Explore the material »
**A.** Answer these from the news roundup, one line each, marked (i), (ii), (iii):
(i) Which two pizzas is Pizza Hut testing in Taiwan?
(ii) In which city is the company that built the system for predicting when an employee will quit?
(iii) Against which strain did one of China's mRNA candidates perform poorly, according to Reuters?
**B.** Write what comes next in the news roundup about China and Taiwan, starting after its final line, "Read the story; it's fun."

##### Passage to read

Pizza Hut continues to push at the boundaries in Taiwan. These latest – oyster and shrimp pizza, which frankly don’t sound that bad – may not be ready for the prime time, but Pizza Hut’s century egg and ramen pizzas have made it onto menus, so anything is possible.

The South China Morning Post is reporting that a China tech company has developed an in IT system that can predict when an employee is poised to quit the job. The Shenzhen-based company has developed a system that spies on employees browsing job recruitment pages and applying for jobs via email. As one commentator noted, it’s Stage One in Philip K Dick’s imagined pre-crime future.

As Hong Kong falls to covid, Where’s China at with the development of its vaccines? According to Reuters, not exactly on the brink of breathtaking success: One of China’s mRNA candidates has performed poorly in terms of neutralizing antibody activity against Omicron, which is likely to be the strain that finally breaches the defenses of fortress PRC.

DJs playing gold winner tunes are becoming as famous as the athletes winning the actual gold medals in China, according to What’s on Weibo. Read the story; it’s fun.

##########
##### Data extract

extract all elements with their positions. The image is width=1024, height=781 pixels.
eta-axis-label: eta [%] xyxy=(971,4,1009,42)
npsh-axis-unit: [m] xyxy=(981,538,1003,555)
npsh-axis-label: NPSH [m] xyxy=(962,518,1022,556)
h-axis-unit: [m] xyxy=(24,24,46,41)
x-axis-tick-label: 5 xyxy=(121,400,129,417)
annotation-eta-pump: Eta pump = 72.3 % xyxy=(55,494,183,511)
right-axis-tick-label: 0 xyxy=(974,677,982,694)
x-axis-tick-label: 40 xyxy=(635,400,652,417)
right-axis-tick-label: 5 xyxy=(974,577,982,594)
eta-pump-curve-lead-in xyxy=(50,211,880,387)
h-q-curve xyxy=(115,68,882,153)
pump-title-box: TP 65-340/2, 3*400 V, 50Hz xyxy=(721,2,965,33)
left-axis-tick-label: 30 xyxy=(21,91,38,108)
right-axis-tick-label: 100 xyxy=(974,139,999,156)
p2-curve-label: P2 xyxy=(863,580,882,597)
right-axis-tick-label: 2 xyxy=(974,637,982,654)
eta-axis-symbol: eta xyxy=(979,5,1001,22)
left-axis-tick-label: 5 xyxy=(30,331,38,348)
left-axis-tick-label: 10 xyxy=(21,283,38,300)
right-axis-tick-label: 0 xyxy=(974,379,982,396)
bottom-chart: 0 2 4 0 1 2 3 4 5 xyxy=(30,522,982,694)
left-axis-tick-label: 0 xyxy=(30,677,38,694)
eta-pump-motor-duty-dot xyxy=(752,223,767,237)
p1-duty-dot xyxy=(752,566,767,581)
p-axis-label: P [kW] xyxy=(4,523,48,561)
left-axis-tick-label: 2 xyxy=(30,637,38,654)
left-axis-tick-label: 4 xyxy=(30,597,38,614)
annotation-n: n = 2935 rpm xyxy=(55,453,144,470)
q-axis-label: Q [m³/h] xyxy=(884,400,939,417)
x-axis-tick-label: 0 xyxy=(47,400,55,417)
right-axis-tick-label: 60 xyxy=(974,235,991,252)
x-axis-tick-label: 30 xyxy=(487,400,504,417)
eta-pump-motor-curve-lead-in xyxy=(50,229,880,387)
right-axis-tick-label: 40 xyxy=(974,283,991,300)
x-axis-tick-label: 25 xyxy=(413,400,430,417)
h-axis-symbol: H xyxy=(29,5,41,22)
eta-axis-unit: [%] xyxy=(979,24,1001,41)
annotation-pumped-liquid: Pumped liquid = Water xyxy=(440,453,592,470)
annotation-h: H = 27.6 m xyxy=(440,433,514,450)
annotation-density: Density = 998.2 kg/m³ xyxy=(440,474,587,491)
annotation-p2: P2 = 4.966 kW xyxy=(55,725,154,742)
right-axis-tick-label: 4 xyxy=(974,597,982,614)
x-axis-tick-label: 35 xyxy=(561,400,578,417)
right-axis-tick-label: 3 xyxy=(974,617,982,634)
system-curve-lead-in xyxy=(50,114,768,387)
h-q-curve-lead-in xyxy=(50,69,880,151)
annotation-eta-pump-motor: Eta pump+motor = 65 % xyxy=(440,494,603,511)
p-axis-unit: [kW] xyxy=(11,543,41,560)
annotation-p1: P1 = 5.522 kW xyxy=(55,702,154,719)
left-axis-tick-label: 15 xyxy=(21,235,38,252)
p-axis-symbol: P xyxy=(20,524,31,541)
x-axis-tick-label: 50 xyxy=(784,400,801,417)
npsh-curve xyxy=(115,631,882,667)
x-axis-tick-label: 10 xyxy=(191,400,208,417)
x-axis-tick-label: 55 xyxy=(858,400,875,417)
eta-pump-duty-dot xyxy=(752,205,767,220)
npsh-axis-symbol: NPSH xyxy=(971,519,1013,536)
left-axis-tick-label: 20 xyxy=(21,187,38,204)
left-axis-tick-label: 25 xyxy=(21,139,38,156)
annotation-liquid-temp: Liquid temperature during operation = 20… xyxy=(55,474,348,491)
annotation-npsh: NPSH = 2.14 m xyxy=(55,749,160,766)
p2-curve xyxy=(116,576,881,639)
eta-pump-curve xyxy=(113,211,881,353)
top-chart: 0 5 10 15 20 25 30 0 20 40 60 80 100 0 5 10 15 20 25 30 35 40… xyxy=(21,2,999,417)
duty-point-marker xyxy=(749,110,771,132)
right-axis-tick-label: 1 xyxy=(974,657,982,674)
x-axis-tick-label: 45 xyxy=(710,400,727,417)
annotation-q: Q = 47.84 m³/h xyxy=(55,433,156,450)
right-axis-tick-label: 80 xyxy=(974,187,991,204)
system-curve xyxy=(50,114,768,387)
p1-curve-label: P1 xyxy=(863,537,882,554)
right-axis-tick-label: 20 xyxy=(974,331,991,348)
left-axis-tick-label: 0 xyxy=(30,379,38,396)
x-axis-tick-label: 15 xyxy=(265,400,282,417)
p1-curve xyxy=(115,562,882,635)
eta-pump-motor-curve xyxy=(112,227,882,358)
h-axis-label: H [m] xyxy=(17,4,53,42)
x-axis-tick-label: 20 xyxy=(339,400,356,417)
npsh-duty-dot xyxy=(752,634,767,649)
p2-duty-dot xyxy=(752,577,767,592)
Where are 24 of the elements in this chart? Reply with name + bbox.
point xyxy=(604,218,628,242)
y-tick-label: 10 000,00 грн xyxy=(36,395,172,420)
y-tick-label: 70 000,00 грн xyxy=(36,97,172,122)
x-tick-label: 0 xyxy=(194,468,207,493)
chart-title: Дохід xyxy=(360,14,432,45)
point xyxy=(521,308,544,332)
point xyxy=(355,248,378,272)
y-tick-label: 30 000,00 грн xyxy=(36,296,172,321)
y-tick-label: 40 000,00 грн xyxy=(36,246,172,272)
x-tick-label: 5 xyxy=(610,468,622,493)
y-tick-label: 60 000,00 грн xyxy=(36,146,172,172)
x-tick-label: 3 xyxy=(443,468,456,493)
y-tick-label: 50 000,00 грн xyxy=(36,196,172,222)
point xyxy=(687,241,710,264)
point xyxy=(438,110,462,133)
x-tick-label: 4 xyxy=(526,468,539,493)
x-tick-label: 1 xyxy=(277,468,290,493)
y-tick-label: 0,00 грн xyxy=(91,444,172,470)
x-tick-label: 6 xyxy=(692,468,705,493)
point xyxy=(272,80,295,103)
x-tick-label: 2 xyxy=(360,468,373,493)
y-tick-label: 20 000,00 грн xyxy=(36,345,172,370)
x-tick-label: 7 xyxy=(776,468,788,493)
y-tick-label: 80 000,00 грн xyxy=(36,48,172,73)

##########

Answers for each item »
**A.**
(i) Oyster and shrimp pizza
(ii) Shenzhen
(iii) Omicron

**B.**
According to Bitter Winter, a newsletter focused on religious oppression in China, the Chinese authorities are destroying Buddha statues and putting Buddhists in reeducation camps. This is not exactly news, but the new rules on Buddha statues are.

“The CCP claims that the new Religious Affairs Regulations should be interpreted to the effect that ‘large-scale religious statues’ should be all demolished,” writes Bitter Winter. Yup, that’s China-wide, and previously, the measures were reserved for statues outside the areas of temples and monasteries. However, in Drakgo (Tibetan Sichuan Province) “the authorities have even entered a Buddhist monastery and destroyed statues accused of being ‘too tall’.”

Don’t wait with bated breath for regulations on recommended heights for religious statues. It’s far easier to tear them down and then say they were too tall.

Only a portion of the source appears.